WHAT THIS TASK INVOLVES:
Find the lines with "在过去的一年里" in them and copy them out.

Dataset items:
◇ ◇ ◇ ◇ ◇ ◇ ◇
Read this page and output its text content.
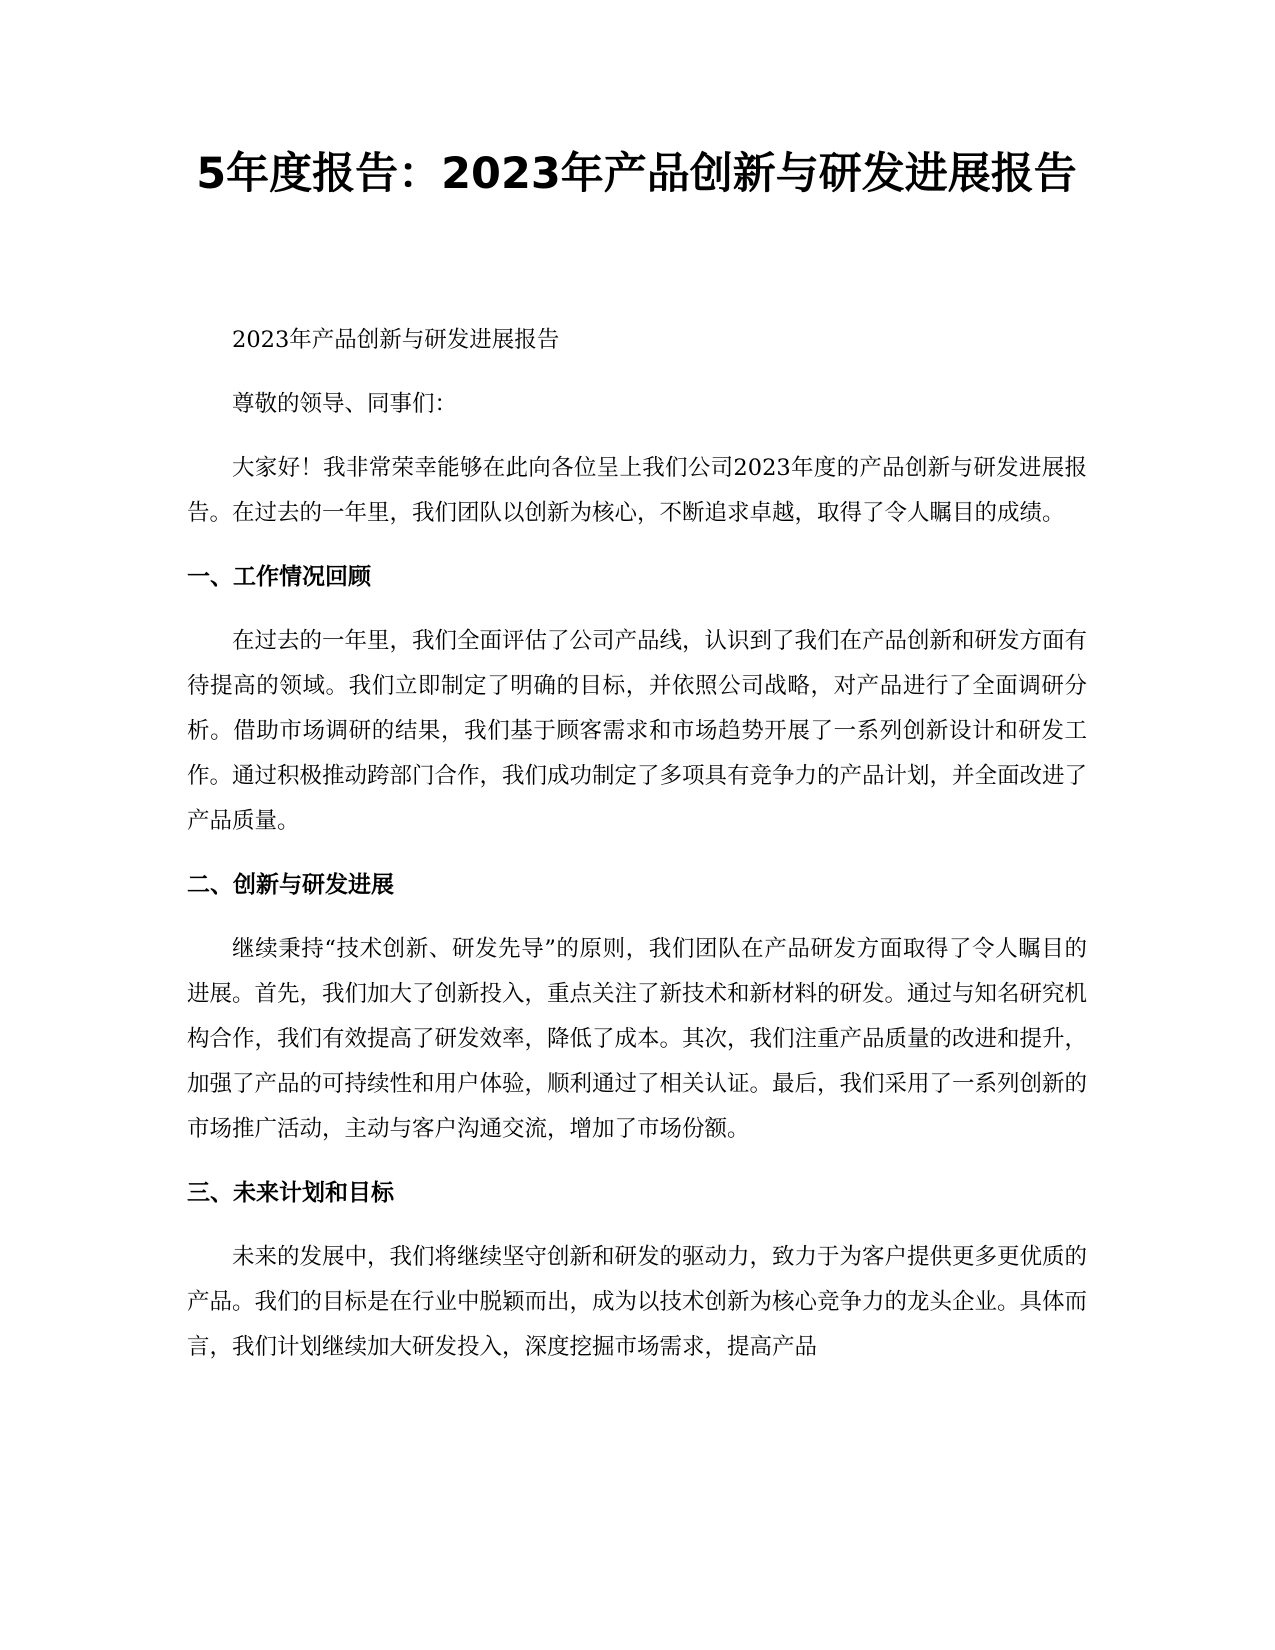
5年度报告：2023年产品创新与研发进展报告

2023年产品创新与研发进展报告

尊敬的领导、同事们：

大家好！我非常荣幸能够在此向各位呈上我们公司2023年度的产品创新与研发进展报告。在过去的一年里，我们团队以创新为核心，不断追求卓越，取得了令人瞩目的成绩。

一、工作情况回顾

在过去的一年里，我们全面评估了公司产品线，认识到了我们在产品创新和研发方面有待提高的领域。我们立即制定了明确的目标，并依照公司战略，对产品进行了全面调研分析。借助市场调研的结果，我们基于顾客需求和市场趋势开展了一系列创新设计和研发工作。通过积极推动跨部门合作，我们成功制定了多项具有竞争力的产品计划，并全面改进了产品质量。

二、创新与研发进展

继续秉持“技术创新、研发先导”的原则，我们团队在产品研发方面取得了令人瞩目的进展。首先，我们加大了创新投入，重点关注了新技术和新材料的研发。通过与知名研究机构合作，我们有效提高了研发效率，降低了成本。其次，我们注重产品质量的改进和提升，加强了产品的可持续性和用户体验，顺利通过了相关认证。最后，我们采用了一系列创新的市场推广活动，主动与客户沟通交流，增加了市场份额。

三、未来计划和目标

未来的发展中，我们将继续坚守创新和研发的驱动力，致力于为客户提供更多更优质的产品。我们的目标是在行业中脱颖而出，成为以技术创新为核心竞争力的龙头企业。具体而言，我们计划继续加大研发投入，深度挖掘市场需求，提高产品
◇ ◇ ◇ ◇ ◇ ◇ ◇
THE SOLUTION:
大家好！我非常荣幸能够在此向各位呈上我们公司2023年度的产品创新与研发进展报告。在过去的一年里，我们团队以创新为核心，不断追求卓越，取得了令人瞩目的成绩。
在过去的一年里，我们全面评估了公司产品线，认识到了我们在产品创新和研发方面有待提高的领域。我们立即制定了明确的目标，并依照公司战略，对产品进行了全面调研分析。借助市场调研的结果，我们基于顾客需求和市场趋势开展了一系列创新设计和研发工作。通过积极推动跨部门合作，我们成功制定了多项具有竞争力的产品计划，并全面改进了产品质量。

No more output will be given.